» **Reading text**:
10.4      Quorum: Three Directors shall form a quorum for the transaction of business and, notwithstanding any vacancy among the Directors, a quorum may exercise all the powers of the Directors. No business shall be transacted at a meeting of Directors unless a quorum is present.

10.4.1 A Director may, if all the Directors consent, participate in a meeting of Directors or of any committee of the Directors by means of such telephone or other communications facilities as permit all persons participating in the meeting to hear each other and a Director participating in such a meeting by such means is deemed to be present at that meeting.

10.5 Voting: Questions arising at any meeting of the Directors shall be decided by a majority of votes. In case of an equality of votes, the Chair of the meeting in addition to his original vote shall have a second or casting vote.

10.6 Resolution in lieu of meeting: Notwithstanding any of the foregoing provisions of this bye–law, a resolution in writing signed by all the Directors entitled to vote on that resolution at a meeting of the Directors or any committee of the Directors is as valid as if it had been passed at a meeting of the Directors or any committee of the Directors.

11.        STAFF

11.1 The Company shall appoint such staff as is required for the attainment of its purpose and the staff shall be paid remuneration agreed by the Board of Directors.

11.2      No member of the Board of Directors may be appointed a member of staff within two years of ceasing to be a Directors.

12.       FOR THE PROTECTION OF DIRECTORS AND OFFICERS

12.1      No Directors or officer of the Company shall be liable to the Company for –

  • the acts, receipts, neglects or defaults of any other Directors or officer or employee or for joining in any receipt or act for conformity;
  • any loss, damage or expense incurred by the Company through the insufficiency or deficiency of title to any property acquired by the Company or for or on behalf of the Company;
  • the insufficiency or deficiency of any security in or upon which any of the moneys of or belonging to the

Company shall be placed out or invested;

  1. d) any loss or damage arising from the bankruptcy, insolvency or tortious act of any person, including any person with whom any moneys, securities or effects shall be lodged or deposited;

(e) any other loss, damage or misfortune whatever which may happen in the execution of the duties of his respective office or trust or in relation thereto, unless the same happens by or through his failure to exercise the powers and to discharge the duties of his office honestly and in good faith with a view to the best interests of the Company and in connection therewith to exercise the care, diligence and skill that a reasonably prudent person would exercise in comparable circumstances.

12.2 Nothing herein contained shall relieve a Director or officer from the duty to act in accordance with the Act or regulations made thereunder or relieve him from liability for a breach thereof.

12.3 The Directors for the time being of the Company shall not be under any duty or responsibility in respect of any contract, act or transaction whether or not made, done or entered into in the name, or on behalf, of the Company, except such as are submitted to and authorized or approved by the Directors.

12.4 If any Directors or officer of the Company is employed by or performs services for the Company otherwise than as a Directors or officer or is a member of a firm or a shareholder, Directors or an officer of a body corporate which is employed by or performs services for the Company, the fact of his being a member, Directors or officer of the Company shall not disentitle such Directors or officer or such firm or body corporate, as the case may be, from receiving proper remuneration for such services.

» **Data in this exercise**:
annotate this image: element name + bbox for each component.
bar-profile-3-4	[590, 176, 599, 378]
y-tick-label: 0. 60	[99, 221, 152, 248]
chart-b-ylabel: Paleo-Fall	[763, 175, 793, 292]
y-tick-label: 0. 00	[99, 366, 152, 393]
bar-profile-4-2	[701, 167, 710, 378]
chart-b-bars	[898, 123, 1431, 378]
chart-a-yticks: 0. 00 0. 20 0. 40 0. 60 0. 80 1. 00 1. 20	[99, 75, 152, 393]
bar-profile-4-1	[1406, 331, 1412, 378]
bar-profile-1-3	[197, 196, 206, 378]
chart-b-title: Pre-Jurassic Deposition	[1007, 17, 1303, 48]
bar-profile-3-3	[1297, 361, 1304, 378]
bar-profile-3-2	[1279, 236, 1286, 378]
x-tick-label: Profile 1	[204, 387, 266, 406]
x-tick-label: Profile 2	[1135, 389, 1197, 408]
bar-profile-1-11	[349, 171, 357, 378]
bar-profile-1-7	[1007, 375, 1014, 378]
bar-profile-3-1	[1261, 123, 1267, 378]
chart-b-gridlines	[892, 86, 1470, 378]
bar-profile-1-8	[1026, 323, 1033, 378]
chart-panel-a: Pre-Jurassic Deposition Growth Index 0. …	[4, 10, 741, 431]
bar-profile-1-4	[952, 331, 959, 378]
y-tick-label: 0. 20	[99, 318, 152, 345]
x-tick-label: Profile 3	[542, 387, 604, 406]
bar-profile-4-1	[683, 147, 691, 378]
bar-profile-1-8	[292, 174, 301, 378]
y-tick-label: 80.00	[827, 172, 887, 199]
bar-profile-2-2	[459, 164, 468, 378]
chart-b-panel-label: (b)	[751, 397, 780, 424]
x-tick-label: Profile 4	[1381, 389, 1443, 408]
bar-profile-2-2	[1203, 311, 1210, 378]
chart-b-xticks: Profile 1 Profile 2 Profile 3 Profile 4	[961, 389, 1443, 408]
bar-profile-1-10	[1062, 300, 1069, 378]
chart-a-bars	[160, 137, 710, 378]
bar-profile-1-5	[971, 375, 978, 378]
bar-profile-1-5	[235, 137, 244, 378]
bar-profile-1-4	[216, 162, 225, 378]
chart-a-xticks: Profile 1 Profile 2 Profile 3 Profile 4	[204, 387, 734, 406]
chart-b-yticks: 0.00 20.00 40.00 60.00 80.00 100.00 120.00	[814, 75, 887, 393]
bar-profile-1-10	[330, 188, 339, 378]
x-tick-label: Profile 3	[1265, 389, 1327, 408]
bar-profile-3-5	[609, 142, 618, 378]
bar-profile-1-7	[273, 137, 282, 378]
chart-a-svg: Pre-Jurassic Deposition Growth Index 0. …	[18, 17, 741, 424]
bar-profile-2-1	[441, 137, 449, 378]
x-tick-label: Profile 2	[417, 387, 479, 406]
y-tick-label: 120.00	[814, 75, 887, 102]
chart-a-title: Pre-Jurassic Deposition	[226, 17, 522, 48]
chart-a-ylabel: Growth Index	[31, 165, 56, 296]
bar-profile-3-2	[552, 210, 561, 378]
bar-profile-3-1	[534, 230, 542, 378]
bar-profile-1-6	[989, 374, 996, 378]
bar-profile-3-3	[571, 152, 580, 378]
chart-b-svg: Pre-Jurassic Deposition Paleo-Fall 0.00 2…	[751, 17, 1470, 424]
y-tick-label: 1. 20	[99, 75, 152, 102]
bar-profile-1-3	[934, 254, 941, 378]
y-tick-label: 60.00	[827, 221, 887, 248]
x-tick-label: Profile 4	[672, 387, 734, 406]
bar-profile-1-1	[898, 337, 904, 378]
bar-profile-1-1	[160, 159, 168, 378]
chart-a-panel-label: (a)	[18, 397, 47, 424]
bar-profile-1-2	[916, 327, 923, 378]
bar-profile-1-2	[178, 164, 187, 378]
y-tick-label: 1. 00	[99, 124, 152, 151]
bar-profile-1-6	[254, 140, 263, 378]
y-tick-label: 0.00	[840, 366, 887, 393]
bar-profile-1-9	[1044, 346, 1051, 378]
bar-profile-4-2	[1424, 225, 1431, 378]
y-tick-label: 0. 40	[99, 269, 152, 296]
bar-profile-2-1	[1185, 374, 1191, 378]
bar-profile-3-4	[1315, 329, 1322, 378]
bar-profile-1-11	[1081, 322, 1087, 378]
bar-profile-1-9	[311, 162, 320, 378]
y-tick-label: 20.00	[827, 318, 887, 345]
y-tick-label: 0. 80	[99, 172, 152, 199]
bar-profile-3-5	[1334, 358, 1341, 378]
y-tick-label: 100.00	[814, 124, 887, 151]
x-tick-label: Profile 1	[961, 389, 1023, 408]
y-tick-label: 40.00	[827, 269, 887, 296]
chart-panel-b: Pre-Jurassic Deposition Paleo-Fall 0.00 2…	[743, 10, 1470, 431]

» **Exercise set**:
a) Extract the passage of the company bylaws starting at "10.6 Resolution in" and ending at "be a Directors.".
b) Copy the records line for line, starting at the first line and ending at the line that contains "chart-a-xticks: Profile 1", with both of those lines included.
The bylaws text and the records have nothing to do with each other.

» **Answers provided**:
a)
10.6 Resolution in lieu of meeting: Notwithstanding any of the foregoing provisions of this bye–law, a resolution in writing signed by all the Directors entitled to vote on that resolution at a meeting of the Directors or any committee of the Directors is as valid as if it had been passed at a meeting of the Directors or any committee of the Directors.

11.        STAFF

11.1 The Company shall appoint such staff as is required for the attainment of its purpose and the staff shall be paid remuneration agreed by the Board of Directors.

11.2      No member of the Board of Directors may be appointed a member of staff within two years of ceasing to be a Directors.

b)
annotate this image: element name + bbox for each component.
bar-profile-3-4	[590, 176, 599, 378]
y-tick-label: 0. 60	[99, 221, 152, 248]
chart-b-ylabel: Paleo-Fall	[763, 175, 793, 292]
y-tick-label: 0. 00	[99, 366, 152, 393]
bar-profile-4-2	[701, 167, 710, 378]
chart-b-bars	[898, 123, 1431, 378]
chart-a-yticks: 0. 00 0. 20 0. 40 0. 60 0. 80 1. 00 1. 20	[99, 75, 152, 393]
bar-profile-4-1	[1406, 331, 1412, 378]
bar-profile-1-3	[197, 196, 206, 378]
chart-b-title: Pre-Jurassic Deposition	[1007, 17, 1303, 48]
bar-profile-3-3	[1297, 361, 1304, 378]
bar-profile-3-2	[1279, 236, 1286, 378]
x-tick-label: Profile 1	[204, 387, 266, 406]
x-tick-label: Profile 2	[1135, 389, 1197, 408]
bar-profile-1-11	[349, 171, 357, 378]
bar-profile-1-7	[1007, 375, 1014, 378]
bar-profile-3-1	[1261, 123, 1267, 378]
chart-b-gridlines	[892, 86, 1470, 378]
bar-profile-1-8	[1026, 323, 1033, 378]
chart-panel-a: Pre-Jurassic Deposition Growth Index 0. …	[4, 10, 741, 431]
bar-profile-1-4	[952, 331, 959, 378]
y-tick-label: 0. 20	[99, 318, 152, 345]
x-tick-label: Profile 3	[542, 387, 604, 406]
bar-profile-4-1	[683, 147, 691, 378]
bar-profile-1-8	[292, 174, 301, 378]
y-tick-label: 80.00	[827, 172, 887, 199]
bar-profile-2-2	[459, 164, 468, 378]
chart-b-panel-label: (b)	[751, 397, 780, 424]
x-tick-label: Profile 4	[1381, 389, 1443, 408]
bar-profile-2-2	[1203, 311, 1210, 378]
chart-b-xticks: Profile 1 Profile 2 Profile 3 Profile 4	[961, 389, 1443, 408]
bar-profile-1-10	[1062, 300, 1069, 378]
chart-a-bars	[160, 137, 710, 378]
bar-profile-1-5	[971, 375, 978, 378]
bar-profile-1-5	[235, 137, 244, 378]
bar-profile-1-4	[216, 162, 225, 378]
chart-a-xticks: Profile 1 Profile 2 Profile 3 Profile 4	[204, 387, 734, 406]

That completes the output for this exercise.